# Exercise directions
Find how many lines of the listing below include the word "image", then report the number by itself.

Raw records
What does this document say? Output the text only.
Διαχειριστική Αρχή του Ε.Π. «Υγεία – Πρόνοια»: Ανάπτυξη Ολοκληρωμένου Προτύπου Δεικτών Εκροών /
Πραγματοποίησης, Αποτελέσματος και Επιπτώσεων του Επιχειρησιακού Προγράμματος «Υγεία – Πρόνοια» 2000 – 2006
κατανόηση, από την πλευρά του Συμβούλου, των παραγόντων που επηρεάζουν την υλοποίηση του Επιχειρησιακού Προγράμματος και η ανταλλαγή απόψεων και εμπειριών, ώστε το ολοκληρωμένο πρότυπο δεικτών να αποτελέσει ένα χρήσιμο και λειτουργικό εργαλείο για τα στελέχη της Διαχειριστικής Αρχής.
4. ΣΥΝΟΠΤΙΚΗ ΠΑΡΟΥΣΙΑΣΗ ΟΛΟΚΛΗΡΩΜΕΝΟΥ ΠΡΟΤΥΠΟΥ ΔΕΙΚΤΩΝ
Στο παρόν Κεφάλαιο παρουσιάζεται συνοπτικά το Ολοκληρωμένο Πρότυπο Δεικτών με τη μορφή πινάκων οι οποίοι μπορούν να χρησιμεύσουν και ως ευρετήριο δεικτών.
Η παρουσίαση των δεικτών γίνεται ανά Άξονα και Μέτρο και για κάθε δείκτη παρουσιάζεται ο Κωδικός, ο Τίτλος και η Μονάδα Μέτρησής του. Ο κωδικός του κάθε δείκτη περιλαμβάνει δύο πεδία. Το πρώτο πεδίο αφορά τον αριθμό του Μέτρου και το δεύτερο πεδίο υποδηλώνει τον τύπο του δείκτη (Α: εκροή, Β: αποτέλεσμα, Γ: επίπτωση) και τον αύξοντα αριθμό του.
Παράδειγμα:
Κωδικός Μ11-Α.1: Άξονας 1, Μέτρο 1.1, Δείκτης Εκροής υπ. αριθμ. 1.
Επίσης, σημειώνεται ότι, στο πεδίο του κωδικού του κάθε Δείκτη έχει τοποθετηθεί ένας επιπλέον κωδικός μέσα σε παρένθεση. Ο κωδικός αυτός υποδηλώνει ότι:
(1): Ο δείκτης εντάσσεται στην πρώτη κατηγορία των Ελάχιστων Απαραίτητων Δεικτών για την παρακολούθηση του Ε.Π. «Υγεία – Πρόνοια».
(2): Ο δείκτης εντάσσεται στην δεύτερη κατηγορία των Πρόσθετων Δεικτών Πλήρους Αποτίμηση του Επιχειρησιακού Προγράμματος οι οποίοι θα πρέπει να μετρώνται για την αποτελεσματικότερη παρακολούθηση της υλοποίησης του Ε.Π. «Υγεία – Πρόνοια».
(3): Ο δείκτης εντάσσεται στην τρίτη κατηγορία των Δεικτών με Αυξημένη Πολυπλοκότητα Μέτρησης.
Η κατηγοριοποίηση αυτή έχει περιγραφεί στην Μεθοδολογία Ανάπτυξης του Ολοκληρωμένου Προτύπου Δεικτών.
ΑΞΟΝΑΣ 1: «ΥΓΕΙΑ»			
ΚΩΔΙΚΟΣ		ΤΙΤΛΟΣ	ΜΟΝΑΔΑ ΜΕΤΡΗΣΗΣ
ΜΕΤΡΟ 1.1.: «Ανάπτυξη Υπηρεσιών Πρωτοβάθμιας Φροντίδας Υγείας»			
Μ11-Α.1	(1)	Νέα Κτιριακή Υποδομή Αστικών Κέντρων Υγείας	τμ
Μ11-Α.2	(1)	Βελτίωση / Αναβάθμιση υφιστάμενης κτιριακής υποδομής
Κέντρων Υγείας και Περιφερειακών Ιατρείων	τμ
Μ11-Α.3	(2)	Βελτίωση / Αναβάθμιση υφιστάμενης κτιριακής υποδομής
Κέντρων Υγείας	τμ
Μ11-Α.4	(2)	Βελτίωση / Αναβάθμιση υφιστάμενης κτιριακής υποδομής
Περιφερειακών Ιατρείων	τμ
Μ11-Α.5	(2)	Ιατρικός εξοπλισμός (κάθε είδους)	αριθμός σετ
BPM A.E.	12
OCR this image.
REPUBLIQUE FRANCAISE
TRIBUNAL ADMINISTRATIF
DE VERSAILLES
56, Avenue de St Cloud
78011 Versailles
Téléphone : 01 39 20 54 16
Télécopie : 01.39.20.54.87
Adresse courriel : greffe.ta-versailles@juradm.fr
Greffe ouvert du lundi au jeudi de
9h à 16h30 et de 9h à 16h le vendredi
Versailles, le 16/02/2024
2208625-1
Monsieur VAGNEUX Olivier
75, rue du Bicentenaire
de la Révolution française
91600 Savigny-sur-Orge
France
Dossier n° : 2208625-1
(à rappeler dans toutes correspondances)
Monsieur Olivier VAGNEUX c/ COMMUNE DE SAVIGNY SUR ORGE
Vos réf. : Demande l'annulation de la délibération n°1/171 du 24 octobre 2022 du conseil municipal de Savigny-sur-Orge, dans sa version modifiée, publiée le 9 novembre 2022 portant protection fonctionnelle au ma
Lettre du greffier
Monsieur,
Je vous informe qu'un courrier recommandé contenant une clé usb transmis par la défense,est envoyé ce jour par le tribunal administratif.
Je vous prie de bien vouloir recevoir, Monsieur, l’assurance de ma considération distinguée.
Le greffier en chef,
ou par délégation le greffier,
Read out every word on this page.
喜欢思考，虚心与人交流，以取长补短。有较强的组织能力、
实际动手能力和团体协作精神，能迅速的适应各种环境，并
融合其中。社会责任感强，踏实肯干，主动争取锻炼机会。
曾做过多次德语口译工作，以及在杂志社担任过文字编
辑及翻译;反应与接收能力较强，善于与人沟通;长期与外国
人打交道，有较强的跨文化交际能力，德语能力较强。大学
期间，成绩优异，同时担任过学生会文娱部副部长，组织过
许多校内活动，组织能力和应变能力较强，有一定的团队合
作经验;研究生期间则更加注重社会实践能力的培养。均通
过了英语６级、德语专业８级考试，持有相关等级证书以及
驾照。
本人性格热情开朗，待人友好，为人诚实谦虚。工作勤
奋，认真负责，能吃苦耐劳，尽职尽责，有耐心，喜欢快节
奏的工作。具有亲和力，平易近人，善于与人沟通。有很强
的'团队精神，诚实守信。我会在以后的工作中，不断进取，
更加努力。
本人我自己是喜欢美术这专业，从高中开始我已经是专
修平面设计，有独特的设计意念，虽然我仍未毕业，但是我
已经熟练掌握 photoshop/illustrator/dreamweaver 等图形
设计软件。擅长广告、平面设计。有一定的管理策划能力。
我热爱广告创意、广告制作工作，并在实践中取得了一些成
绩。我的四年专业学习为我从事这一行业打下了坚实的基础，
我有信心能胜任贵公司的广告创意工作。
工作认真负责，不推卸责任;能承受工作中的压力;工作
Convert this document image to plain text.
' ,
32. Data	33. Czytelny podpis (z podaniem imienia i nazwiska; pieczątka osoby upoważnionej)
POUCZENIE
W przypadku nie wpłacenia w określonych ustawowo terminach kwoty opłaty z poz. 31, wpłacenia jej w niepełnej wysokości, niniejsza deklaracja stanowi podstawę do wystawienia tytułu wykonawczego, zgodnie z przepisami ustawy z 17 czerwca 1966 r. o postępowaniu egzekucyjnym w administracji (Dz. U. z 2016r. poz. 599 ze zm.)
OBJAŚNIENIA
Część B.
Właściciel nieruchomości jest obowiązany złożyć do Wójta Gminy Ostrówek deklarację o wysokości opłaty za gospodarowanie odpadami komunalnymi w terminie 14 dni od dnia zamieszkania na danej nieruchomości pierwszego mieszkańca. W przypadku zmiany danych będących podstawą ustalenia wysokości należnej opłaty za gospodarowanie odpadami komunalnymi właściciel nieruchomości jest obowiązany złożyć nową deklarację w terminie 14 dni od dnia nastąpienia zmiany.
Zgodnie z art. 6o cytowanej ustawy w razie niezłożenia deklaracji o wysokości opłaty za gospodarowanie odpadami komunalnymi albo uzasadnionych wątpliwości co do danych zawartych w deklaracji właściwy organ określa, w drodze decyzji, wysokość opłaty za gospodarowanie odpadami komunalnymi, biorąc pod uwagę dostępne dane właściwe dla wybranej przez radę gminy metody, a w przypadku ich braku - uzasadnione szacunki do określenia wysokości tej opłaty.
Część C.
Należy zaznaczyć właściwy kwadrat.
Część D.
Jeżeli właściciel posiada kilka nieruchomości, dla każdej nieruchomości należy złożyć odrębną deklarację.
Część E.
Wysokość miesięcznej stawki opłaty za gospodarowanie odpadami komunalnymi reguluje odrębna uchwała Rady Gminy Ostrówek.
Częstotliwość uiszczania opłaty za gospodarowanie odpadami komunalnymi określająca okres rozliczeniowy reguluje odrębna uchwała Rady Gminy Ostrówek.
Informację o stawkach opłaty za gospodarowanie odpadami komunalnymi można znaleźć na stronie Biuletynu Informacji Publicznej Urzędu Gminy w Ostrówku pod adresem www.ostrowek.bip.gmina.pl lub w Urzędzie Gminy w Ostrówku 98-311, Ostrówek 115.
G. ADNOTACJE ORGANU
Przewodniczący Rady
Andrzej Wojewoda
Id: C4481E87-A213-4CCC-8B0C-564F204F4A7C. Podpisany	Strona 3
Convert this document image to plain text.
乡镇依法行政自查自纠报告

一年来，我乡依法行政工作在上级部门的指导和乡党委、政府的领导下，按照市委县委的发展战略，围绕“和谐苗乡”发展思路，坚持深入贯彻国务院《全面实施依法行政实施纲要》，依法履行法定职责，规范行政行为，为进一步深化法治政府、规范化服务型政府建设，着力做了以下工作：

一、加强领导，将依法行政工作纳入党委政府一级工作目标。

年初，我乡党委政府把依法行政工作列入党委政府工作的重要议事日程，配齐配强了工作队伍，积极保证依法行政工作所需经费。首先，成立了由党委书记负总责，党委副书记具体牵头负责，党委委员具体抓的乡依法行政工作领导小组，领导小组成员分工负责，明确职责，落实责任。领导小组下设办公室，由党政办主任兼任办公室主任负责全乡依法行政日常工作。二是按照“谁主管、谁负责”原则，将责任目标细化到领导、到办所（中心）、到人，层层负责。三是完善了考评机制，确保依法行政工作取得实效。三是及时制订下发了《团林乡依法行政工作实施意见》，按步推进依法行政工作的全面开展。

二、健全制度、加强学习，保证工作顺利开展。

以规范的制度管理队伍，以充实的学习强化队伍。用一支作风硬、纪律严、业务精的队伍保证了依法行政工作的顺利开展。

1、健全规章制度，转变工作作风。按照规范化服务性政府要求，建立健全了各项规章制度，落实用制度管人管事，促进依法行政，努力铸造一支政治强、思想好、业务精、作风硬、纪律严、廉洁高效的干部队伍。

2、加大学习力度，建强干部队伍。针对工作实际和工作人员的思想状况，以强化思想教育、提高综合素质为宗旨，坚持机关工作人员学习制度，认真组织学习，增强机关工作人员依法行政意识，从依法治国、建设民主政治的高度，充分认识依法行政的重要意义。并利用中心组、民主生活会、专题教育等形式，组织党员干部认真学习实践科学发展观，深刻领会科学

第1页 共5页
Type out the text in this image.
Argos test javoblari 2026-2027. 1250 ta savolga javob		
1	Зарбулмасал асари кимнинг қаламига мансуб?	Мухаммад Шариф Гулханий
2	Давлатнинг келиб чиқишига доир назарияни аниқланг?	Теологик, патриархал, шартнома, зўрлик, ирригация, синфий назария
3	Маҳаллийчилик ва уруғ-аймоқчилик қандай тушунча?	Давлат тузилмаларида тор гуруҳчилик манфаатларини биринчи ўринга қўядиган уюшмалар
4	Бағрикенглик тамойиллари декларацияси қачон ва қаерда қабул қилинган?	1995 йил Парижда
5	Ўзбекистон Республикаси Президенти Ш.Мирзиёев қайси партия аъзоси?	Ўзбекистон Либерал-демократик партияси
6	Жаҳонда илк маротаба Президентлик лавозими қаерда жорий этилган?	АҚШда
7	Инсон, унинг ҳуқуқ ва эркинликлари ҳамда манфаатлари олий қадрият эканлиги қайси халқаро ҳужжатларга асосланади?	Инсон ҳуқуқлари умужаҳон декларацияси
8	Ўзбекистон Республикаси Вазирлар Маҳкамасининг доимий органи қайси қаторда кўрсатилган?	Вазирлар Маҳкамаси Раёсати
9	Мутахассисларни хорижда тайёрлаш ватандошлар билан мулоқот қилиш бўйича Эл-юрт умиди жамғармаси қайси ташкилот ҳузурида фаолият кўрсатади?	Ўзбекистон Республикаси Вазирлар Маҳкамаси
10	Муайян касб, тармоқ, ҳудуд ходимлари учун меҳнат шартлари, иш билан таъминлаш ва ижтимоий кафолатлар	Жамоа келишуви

# Expected output
4